Below are the records; copy each line in them that holds the word "Special".

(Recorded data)
+ + + + +

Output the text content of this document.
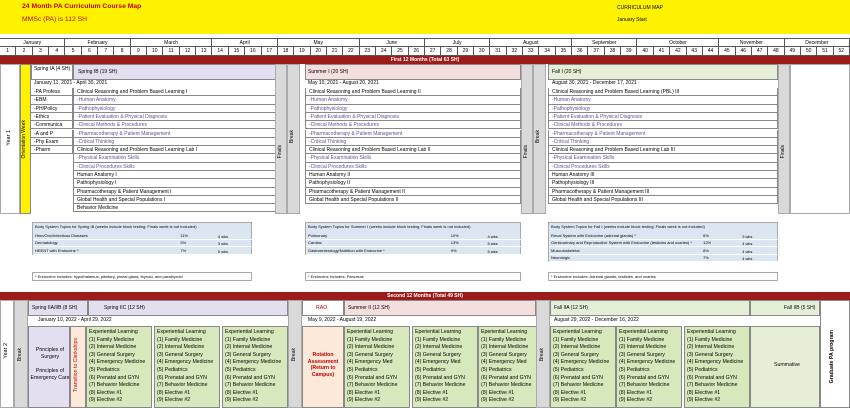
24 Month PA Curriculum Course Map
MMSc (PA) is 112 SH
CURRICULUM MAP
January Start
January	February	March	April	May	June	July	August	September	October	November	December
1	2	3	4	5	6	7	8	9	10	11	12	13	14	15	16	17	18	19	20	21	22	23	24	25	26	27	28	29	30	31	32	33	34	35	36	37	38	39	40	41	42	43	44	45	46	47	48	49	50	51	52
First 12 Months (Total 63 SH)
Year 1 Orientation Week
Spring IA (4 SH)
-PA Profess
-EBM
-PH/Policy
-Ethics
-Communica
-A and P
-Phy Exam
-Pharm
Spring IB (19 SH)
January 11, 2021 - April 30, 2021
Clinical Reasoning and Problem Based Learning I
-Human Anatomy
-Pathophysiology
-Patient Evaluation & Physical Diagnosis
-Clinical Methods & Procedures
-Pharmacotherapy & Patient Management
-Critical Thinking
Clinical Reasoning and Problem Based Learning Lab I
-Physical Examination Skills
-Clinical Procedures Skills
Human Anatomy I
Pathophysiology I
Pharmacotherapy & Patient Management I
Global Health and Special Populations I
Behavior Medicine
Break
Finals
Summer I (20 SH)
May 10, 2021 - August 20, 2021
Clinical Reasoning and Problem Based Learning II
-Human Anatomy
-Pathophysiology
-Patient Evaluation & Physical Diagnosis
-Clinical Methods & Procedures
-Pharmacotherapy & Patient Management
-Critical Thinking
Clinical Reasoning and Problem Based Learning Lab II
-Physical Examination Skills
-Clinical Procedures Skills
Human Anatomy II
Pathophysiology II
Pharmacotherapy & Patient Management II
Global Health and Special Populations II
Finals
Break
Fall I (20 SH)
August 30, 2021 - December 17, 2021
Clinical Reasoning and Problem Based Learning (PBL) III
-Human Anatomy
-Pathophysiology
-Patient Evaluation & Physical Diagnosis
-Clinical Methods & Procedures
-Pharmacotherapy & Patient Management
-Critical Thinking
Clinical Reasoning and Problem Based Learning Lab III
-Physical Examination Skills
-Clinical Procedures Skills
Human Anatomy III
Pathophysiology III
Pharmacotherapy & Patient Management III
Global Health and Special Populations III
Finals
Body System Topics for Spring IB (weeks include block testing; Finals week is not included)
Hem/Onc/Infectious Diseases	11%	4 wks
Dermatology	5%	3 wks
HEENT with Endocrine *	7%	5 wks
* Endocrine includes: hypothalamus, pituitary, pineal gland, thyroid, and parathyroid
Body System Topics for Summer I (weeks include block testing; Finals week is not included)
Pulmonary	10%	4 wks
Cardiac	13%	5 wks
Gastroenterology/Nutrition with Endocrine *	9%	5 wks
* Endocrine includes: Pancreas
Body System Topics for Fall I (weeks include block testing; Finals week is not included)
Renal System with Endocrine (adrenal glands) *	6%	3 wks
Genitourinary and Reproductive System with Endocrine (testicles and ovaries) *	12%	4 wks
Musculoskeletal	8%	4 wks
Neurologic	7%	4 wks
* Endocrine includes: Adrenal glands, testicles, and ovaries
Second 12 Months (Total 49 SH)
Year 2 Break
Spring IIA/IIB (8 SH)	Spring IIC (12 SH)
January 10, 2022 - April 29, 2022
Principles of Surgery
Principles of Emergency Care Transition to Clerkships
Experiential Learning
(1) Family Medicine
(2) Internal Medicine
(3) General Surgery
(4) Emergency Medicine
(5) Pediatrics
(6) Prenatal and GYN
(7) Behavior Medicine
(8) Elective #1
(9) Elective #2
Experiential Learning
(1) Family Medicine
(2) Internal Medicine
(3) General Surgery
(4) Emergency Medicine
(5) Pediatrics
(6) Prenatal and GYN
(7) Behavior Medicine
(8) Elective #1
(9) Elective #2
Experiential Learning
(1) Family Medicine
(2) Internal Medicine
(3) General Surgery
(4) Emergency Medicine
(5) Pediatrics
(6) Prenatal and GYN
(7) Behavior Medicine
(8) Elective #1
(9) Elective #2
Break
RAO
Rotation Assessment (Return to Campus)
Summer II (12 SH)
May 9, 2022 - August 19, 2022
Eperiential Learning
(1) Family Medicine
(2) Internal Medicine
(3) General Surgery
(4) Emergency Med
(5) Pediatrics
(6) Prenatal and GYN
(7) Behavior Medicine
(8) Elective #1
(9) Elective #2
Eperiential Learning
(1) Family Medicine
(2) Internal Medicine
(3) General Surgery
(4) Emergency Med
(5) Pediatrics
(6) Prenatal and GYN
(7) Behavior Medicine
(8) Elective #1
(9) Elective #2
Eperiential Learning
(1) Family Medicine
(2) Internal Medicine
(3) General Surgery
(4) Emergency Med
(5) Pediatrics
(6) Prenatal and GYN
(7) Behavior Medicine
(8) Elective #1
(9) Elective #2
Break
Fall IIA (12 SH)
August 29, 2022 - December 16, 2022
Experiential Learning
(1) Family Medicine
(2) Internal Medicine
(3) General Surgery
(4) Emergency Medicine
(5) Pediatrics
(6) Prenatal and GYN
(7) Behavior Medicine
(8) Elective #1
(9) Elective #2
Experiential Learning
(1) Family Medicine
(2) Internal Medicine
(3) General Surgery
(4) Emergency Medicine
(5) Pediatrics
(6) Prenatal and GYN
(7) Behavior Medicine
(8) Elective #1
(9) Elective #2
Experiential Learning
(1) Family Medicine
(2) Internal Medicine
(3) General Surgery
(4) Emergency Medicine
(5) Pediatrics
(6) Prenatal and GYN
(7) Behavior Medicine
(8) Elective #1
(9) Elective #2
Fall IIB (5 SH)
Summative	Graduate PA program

+ + + + +

EXERCISE SOLUTION ▸
Global Health and Special Populations I
Global Health and Special Populations II
Global Health and Special Populations III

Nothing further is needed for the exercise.